Material for the task —
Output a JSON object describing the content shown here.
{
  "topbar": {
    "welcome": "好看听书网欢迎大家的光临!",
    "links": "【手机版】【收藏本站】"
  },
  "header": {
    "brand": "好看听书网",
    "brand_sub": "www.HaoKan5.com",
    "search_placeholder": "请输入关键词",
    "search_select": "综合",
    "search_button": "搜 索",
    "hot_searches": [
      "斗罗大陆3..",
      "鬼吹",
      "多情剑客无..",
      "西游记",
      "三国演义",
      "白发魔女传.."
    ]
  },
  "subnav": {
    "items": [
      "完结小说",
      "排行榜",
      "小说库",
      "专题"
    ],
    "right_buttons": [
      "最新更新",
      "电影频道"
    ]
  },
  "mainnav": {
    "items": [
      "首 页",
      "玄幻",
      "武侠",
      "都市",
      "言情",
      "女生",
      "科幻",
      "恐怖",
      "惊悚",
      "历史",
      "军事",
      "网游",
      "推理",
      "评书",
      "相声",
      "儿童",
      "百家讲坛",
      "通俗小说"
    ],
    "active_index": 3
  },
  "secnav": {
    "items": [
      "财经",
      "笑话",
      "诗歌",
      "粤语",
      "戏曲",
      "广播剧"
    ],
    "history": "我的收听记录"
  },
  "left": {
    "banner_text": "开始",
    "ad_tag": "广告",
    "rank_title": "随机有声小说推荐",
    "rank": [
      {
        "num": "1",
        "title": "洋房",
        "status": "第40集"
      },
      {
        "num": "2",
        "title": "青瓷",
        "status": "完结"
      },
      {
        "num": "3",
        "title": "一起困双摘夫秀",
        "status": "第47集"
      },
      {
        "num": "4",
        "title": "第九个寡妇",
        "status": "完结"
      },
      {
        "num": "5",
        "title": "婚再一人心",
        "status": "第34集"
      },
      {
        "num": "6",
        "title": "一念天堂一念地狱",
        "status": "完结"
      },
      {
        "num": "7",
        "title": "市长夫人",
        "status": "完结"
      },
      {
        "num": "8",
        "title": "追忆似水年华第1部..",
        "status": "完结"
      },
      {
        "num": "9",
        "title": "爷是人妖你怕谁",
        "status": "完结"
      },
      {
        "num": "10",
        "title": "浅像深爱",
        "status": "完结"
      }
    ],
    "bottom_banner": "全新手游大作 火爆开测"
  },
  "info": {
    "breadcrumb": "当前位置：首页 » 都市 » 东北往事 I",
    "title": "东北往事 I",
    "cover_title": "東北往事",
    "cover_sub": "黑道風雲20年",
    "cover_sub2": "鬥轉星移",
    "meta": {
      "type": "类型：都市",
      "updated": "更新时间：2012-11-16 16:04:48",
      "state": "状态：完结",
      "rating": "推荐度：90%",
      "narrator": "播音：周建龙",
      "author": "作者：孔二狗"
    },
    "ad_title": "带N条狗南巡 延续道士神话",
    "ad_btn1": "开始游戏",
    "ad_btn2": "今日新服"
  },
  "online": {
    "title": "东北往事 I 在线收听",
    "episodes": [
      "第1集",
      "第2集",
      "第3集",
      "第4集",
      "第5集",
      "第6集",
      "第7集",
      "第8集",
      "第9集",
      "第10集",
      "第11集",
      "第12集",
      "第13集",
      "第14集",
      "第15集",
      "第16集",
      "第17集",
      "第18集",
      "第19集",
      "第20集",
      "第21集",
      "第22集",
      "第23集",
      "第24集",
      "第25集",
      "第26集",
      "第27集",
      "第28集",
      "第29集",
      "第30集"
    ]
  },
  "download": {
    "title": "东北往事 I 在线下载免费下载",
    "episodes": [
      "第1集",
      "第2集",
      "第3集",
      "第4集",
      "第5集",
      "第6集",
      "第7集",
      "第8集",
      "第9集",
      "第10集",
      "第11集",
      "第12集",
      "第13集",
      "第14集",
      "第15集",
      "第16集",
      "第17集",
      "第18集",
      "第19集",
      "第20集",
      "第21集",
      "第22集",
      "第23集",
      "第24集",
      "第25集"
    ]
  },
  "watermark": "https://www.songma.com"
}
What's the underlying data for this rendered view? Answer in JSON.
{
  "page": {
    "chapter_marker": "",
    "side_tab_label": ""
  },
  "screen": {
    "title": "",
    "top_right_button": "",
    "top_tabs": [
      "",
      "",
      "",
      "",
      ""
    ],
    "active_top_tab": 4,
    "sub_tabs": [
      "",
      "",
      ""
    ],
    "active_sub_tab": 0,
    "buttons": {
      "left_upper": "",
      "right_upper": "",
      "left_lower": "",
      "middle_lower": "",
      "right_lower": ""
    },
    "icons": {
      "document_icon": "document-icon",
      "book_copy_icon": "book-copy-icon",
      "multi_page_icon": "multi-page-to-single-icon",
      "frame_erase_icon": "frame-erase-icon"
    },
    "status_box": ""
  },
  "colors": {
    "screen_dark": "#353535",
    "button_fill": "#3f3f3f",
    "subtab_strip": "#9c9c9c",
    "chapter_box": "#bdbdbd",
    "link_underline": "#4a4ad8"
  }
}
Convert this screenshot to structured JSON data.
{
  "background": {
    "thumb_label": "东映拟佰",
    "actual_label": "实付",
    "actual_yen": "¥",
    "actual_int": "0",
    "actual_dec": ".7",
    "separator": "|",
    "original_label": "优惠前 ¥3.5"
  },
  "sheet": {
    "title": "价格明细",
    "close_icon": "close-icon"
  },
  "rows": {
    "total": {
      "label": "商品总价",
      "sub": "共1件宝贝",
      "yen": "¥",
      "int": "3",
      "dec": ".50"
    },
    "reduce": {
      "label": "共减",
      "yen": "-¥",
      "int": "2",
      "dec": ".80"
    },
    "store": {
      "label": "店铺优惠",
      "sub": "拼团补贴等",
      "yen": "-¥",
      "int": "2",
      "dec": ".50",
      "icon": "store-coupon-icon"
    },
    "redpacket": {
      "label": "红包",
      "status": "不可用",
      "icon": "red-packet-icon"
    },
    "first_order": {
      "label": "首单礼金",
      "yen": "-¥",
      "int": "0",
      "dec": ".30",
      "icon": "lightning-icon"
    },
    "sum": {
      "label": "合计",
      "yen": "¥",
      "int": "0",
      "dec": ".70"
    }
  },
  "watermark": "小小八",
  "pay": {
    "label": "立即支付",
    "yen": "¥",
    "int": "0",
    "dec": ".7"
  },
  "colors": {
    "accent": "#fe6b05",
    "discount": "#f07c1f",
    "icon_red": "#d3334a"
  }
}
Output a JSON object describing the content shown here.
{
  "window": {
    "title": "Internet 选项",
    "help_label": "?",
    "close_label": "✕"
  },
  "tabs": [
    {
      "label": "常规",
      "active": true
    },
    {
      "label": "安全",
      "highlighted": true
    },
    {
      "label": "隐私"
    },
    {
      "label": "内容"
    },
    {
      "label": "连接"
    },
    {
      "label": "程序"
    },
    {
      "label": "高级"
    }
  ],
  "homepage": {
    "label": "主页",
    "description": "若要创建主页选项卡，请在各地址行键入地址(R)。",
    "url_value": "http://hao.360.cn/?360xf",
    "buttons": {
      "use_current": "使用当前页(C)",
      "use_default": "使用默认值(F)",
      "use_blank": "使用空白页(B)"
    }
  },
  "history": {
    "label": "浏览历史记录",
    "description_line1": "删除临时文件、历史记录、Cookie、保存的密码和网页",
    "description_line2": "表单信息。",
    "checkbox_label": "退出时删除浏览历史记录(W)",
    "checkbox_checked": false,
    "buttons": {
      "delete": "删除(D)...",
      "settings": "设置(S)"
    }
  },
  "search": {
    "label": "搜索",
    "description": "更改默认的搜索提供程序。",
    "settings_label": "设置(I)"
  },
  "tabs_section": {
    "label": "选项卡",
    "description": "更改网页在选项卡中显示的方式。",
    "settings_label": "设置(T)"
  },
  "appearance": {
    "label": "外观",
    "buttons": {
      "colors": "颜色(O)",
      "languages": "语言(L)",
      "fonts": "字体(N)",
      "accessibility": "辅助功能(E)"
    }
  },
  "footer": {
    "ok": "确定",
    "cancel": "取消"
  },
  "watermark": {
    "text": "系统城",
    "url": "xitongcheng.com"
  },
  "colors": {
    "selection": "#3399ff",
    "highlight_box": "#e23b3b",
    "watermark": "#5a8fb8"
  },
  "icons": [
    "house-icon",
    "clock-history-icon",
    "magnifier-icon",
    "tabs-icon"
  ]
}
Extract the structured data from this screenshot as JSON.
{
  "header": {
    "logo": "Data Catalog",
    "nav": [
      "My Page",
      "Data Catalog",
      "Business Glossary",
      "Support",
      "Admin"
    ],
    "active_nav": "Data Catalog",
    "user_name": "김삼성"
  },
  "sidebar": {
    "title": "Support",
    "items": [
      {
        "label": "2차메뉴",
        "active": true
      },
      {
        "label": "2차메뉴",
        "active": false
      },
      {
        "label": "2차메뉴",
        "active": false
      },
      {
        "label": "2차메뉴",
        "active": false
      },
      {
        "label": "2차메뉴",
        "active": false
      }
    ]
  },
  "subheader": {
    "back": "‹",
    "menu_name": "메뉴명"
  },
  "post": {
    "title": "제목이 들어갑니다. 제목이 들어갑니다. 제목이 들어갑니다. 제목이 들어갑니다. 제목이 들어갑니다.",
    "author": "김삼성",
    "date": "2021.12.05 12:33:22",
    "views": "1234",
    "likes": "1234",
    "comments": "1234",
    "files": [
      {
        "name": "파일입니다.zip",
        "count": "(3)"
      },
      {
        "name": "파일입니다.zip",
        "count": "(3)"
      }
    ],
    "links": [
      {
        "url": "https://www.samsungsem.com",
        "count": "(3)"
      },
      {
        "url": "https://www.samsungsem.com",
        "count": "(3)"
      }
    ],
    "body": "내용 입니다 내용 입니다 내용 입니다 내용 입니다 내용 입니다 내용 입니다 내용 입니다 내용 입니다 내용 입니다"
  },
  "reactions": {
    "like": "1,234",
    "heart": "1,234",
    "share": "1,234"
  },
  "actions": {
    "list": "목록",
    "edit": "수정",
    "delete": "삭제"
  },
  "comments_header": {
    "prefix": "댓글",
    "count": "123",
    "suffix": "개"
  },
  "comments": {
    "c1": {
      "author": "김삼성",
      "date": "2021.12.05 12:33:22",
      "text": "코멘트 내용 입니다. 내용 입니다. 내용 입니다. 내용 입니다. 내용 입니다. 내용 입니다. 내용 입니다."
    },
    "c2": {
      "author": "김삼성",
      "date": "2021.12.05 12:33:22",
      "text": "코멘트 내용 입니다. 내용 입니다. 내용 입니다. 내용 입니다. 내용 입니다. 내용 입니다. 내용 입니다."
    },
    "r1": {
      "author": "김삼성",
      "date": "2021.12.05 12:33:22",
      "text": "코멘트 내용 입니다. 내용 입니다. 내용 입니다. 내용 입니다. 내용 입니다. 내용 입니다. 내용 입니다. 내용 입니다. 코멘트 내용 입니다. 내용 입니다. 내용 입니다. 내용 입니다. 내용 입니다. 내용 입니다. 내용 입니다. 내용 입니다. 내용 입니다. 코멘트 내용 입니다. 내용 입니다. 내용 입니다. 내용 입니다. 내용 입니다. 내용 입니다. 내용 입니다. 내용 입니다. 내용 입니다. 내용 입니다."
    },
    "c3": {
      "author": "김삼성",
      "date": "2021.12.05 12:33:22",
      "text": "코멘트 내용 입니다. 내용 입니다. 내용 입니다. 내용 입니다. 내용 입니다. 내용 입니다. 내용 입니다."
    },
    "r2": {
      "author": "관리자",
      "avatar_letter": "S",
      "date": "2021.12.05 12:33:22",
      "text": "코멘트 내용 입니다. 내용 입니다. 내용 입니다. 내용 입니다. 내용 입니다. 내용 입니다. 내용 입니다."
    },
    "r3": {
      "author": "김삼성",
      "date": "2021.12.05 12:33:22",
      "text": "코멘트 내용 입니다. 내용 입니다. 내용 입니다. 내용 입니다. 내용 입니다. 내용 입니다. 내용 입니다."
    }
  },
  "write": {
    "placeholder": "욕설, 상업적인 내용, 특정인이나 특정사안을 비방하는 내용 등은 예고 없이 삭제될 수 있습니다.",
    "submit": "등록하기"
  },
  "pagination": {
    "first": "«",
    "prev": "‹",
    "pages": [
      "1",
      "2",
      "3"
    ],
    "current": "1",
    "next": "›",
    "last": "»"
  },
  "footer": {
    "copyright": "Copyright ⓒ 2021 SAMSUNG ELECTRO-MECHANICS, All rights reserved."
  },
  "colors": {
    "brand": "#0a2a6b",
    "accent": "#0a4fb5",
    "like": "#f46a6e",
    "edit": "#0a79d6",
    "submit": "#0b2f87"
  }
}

Written exercise —
Extract from the material all lines containing the string "history".

Output of the task —
    "history": "我的收听记录"
  "history": {
    "clock-history-icon",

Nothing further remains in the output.